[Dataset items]
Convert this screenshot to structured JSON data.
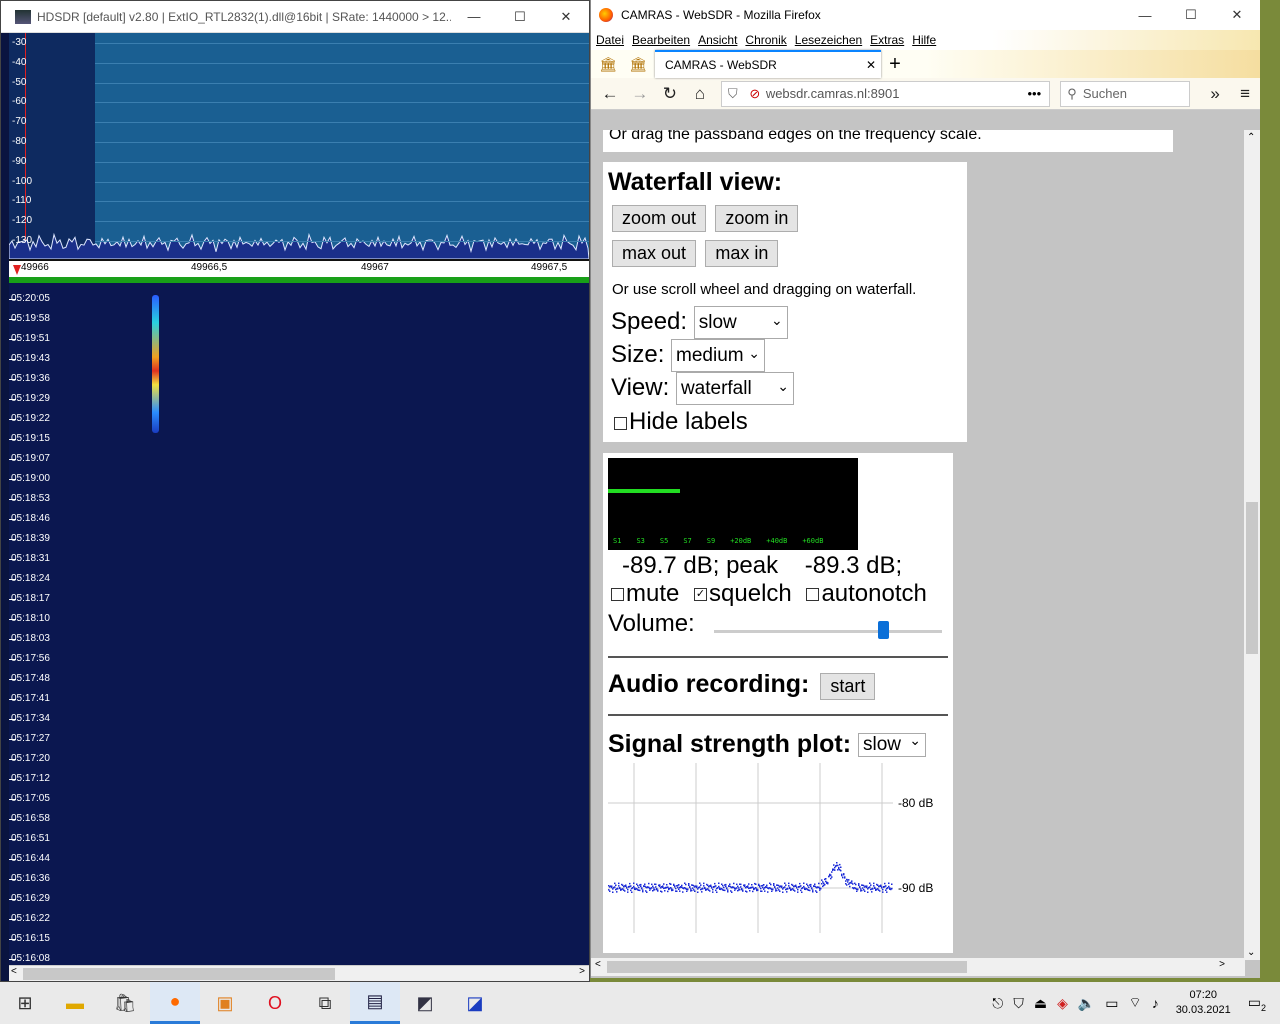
{
  "hdsdr": {
    "title": "HDSDR  [default]  v2.80   |  ExtIO_RTL2832(1).dll@16bit  |  SRate: 1440000 > 12...",
    "db_labels": [
      "-30",
      "-40",
      "-50",
      "-60",
      "-70",
      "-80",
      "-90",
      "-100",
      "-110",
      "-120",
      "-130"
    ],
    "freq_labels": [
      "49966",
      "49966,5",
      "49967",
      "49967,5"
    ],
    "time_labels": [
      "05:20:05",
      "05:19:58",
      "05:19:51",
      "05:19:43",
      "05:19:36",
      "05:19:29",
      "05:19:22",
      "05:19:15",
      "05:19:07",
      "05:19:00",
      "05:18:53",
      "05:18:46",
      "05:18:39",
      "05:18:31",
      "05:18:24",
      "05:18:17",
      "05:18:10",
      "05:18:03",
      "05:17:56",
      "05:17:48",
      "05:17:41",
      "05:17:34",
      "05:17:27",
      "05:17:20",
      "05:17:12",
      "05:17:05",
      "05:16:58",
      "05:16:51",
      "05:16:44",
      "05:16:36",
      "05:16:29",
      "05:16:22",
      "05:16:15",
      "05:16:08"
    ]
  },
  "firefox": {
    "title": "CAMRAS - WebSDR - Mozilla Firefox",
    "menu": [
      "Datei",
      "Bearbeiten",
      "Ansicht",
      "Chronik",
      "Lesezeichen",
      "Extras",
      "Hilfe"
    ],
    "tab_title": "CAMRAS - WebSDR",
    "url": "websdr.camras.nl:8901",
    "search_placeholder": "Suchen",
    "more": "•••"
  },
  "page": {
    "drag_hint": "Or drag the passband edges on the frequency scale.",
    "waterfall_heading": "Waterfall view:",
    "zoom_out": "zoom out",
    "zoom_in": "zoom in",
    "max_out": "max out",
    "max_in": "max in",
    "scroll_hint": "Or use scroll wheel and dragging on waterfall.",
    "speed_label": "Speed:",
    "speed_value": "slow",
    "size_label": "Size:",
    "size_value": "medium",
    "view_label": "View:",
    "view_value": "waterfall",
    "hide_labels": "Hide labels",
    "smeter_labels": [
      "S1",
      "S3",
      "S5",
      "S7",
      "S9",
      "+20dB",
      "+40dB",
      "+60dB"
    ],
    "level_text": "-89.7 dB; peak",
    "peak_text": "-89.3 dB;",
    "mute": "mute",
    "squelch": "squelch",
    "autonotch": "autonotch",
    "volume_label": "Volume:",
    "volume_level": 0.74,
    "audio_heading": "Audio recording:",
    "start": "start",
    "signal_heading": "Signal strength plot:",
    "signal_speed": "slow",
    "plot_label_top": "-80 dB",
    "plot_label_bottom": "-90 dB"
  },
  "taskbar": {
    "time": "07:20",
    "date": "30.03.2021",
    "notifications": "2"
  },
  "colors": {
    "firefox_accent": "#0a84ff",
    "smeter_green": "#22dd22",
    "plot_blue": "#1a2ad8"
  }
}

Short problem → Repeat the entries exactly. Pictures are excluded from the copy.

Solution below →
Convert this screenshot to structured JSON data.
{
  "hdsdr": {
    "title": "HDSDR  [default]  v2.80   |  ExtIO_RTL2832(1).dll@16bit  |  SRate: 1440000 > 12...",
    "db_labels": [
      "-30",
      "-40",
      "-50",
      "-60",
      "-70",
      "-80",
      "-90",
      "-100",
      "-110",
      "-120",
      "-130"
    ],
    "freq_labels": [
      "49966",
      "49966,5",
      "49967",
      "49967,5"
    ],
    "time_labels": [
      "05:20:05",
      "05:19:58",
      "05:19:51",
      "05:19:43",
      "05:19:36",
      "05:19:29",
      "05:19:22",
      "05:19:15",
      "05:19:07",
      "05:19:00",
      "05:18:53",
      "05:18:46",
      "05:18:39",
      "05:18:31",
      "05:18:24",
      "05:18:17",
      "05:18:10",
      "05:18:03",
      "05:17:56",
      "05:17:48",
      "05:17:41",
      "05:17:34",
      "05:17:27",
      "05:17:20",
      "05:17:12",
      "05:17:05",
      "05:16:58",
      "05:16:51",
      "05:16:44",
      "05:16:36",
      "05:16:29",
      "05:16:22",
      "05:16:15",
      "05:16:08"
    ]
  },
  "firefox": {
    "title": "CAMRAS - WebSDR - Mozilla Firefox",
    "menu": [
      "Datei",
      "Bearbeiten",
      "Ansicht",
      "Chronik",
      "Lesezeichen",
      "Extras",
      "Hilfe"
    ],
    "tab_title": "CAMRAS - WebSDR",
    "url": "websdr.camras.nl:8901",
    "search_placeholder": "Suchen",
    "more": "•••"
  },
  "page": {
    "drag_hint": "Or drag the passband edges on the frequency scale.",
    "waterfall_heading": "Waterfall view:",
    "zoom_out": "zoom out",
    "zoom_in": "zoom in",
    "max_out": "max out",
    "max_in": "max in",
    "scroll_hint": "Or use scroll wheel and dragging on waterfall.",
    "speed_label": "Speed:",
    "speed_value": "slow",
    "size_label": "Size:",
    "size_value": "medium",
    "view_label": "View:",
    "view_value": "waterfall",
    "hide_labels": "Hide labels",
    "smeter_labels": [
      "S1",
      "S3",
      "S5",
      "S7",
      "S9",
      "+20dB",
      "+40dB",
      "+60dB"
    ],
    "level_text": "-89.7 dB; peak",
    "peak_text": "-89.3 dB;",
    "mute": "mute",
    "squelch": "squelch",
    "autonotch": "autonotch",
    "volume_label": "Volume:",
    "volume_level": 0.74,
    "audio_heading": "Audio recording:",
    "start": "start",
    "signal_heading": "Signal strength plot:",
    "signal_speed": "slow",
    "plot_label_top": "-80 dB",
    "plot_label_bottom": "-90 dB"
  },
  "taskbar": {
    "time": "07:20",
    "date": "30.03.2021",
    "notifications": "2"
  },
  "colors": {
    "firefox_accent": "#0a84ff",
    "smeter_green": "#22dd22",
    "plot_blue": "#1a2ad8"
  }
}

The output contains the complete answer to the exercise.